# WHAT YOU ARE ASKED TO DO
Each line that contains the string "this" counts once; report how many such lines appear in the data, as a number only.

# DATA LINES
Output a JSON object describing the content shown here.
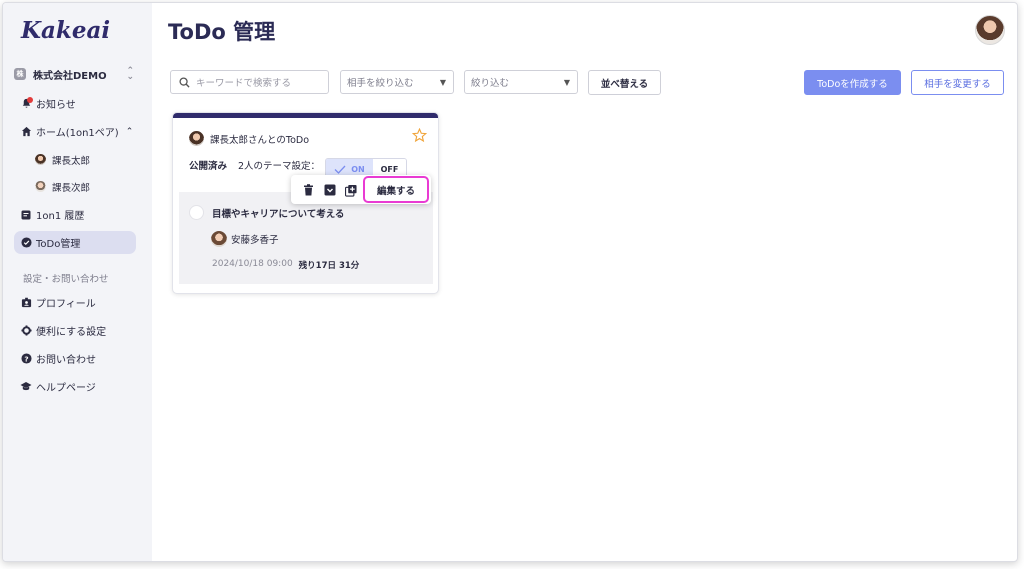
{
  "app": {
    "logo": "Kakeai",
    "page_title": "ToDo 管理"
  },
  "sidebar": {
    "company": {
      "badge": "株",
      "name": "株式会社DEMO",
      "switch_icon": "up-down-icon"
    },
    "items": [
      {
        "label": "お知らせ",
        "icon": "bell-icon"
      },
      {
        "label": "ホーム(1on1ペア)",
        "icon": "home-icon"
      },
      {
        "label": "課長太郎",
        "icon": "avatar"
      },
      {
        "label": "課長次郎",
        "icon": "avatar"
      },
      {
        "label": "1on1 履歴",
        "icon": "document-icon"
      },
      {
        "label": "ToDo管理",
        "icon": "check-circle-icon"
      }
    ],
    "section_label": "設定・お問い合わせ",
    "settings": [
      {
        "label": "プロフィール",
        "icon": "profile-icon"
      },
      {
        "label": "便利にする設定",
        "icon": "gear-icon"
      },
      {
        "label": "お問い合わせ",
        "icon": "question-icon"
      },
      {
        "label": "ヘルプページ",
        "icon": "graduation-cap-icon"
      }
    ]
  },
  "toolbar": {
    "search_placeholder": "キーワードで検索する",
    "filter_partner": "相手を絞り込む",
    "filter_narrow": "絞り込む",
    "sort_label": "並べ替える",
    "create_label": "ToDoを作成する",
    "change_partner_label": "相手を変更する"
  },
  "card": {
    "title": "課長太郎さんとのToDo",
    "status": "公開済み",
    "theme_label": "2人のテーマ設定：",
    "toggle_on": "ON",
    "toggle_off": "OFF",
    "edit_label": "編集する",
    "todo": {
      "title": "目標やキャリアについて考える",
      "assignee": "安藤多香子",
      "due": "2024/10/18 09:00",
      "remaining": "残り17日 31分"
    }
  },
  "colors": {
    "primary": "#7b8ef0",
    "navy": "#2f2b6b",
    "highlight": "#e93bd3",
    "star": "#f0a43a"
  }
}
--
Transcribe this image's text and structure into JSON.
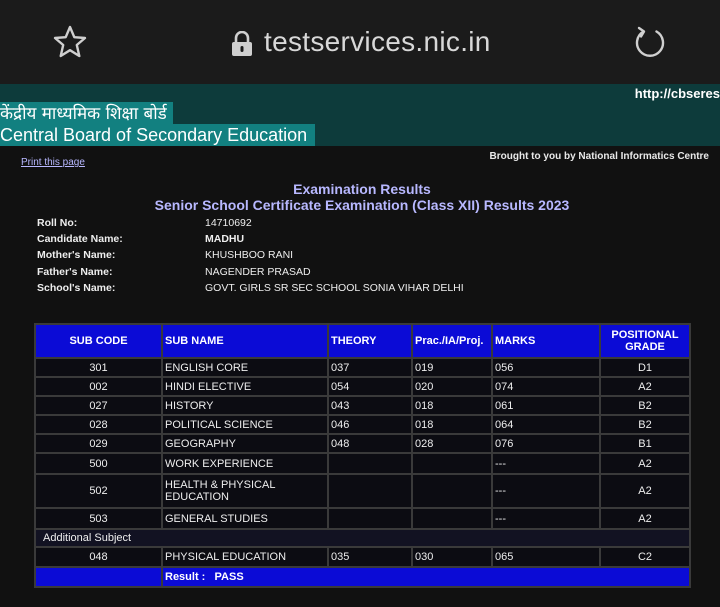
--
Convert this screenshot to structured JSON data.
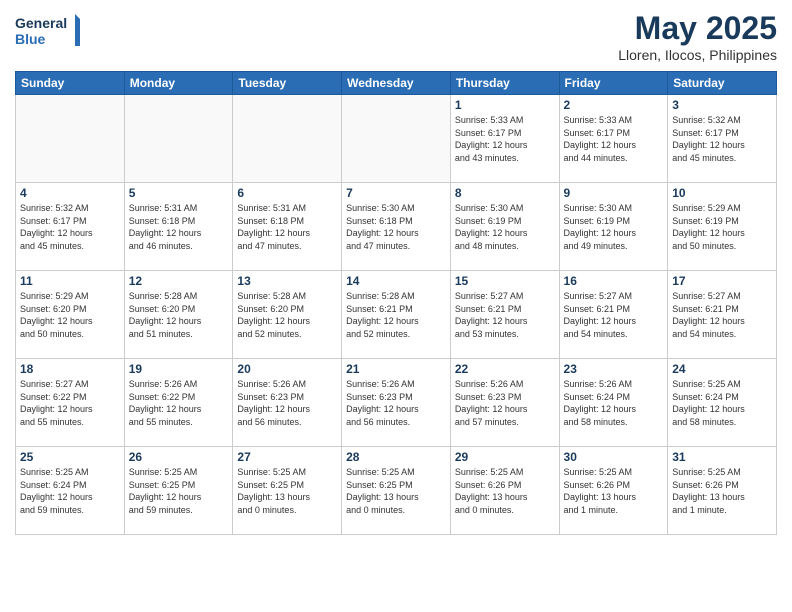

# RESPONSE TO THE TASK
2